───── Exercise materials

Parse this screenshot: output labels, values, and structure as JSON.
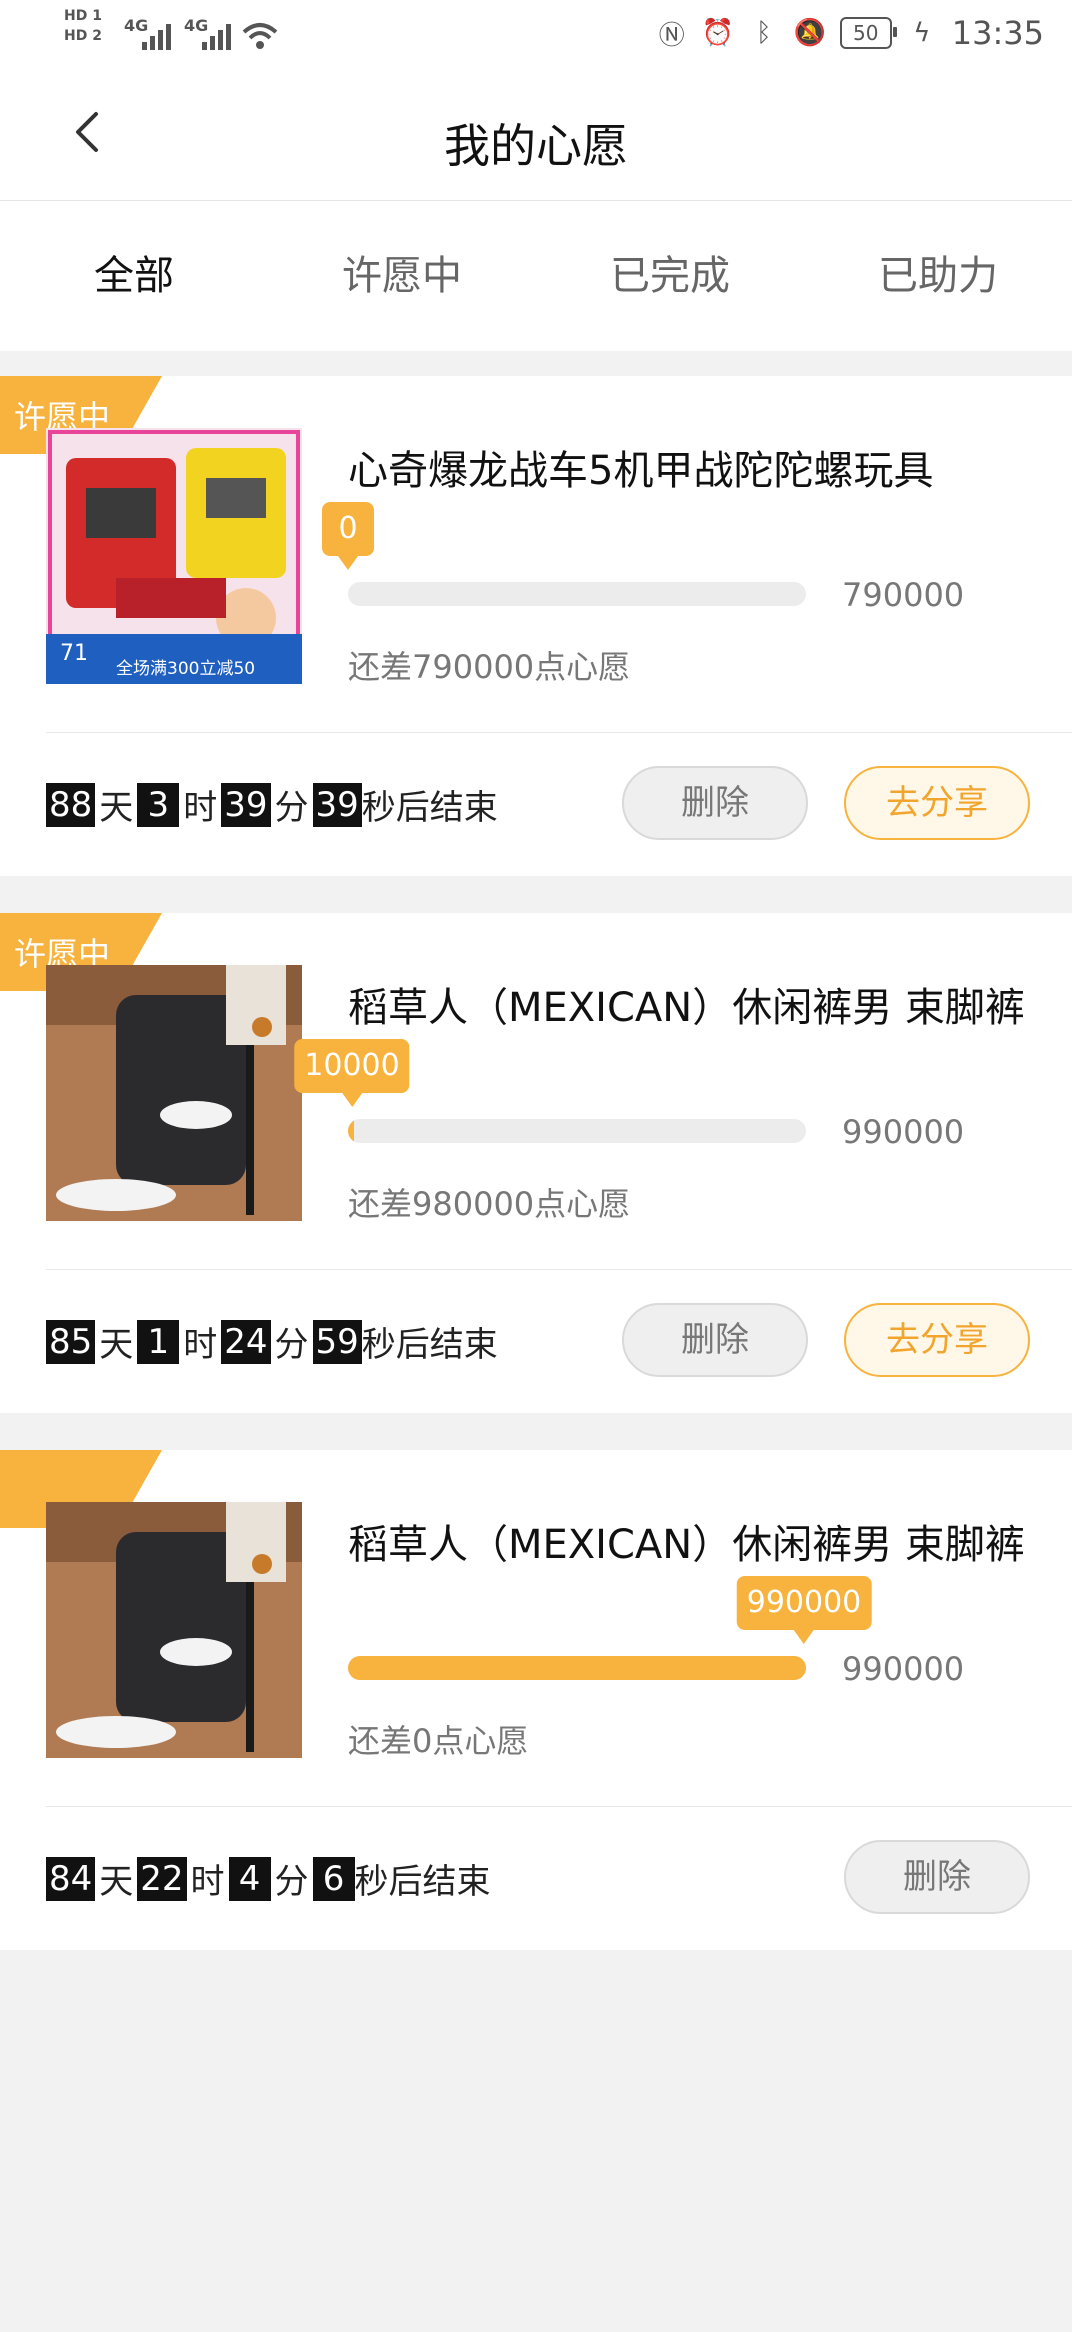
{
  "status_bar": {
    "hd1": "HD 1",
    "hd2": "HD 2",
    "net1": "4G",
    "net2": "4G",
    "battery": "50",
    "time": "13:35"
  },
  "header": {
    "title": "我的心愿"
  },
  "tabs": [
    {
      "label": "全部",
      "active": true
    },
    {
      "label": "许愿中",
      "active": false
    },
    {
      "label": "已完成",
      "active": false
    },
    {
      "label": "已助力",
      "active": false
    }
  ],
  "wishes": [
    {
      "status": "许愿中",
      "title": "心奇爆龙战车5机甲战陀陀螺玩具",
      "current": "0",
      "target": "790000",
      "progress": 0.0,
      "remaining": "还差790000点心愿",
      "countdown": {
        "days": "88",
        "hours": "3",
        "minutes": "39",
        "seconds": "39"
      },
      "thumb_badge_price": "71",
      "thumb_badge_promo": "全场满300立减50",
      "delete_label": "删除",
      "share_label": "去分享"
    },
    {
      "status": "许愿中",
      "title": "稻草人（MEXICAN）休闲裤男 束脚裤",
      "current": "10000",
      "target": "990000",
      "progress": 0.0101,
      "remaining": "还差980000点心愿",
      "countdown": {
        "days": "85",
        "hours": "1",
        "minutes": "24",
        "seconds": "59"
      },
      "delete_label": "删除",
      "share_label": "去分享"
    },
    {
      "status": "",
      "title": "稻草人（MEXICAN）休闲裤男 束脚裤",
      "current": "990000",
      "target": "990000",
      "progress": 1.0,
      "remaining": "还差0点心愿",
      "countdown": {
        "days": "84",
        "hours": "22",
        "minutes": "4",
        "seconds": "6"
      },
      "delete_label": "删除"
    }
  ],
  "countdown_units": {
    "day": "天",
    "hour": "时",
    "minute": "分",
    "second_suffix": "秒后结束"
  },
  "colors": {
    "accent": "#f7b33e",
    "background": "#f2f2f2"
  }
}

──────────

Exercise directions: Counting only lines of the data above that hold "current", report the total and nothing else.

Correct response: 3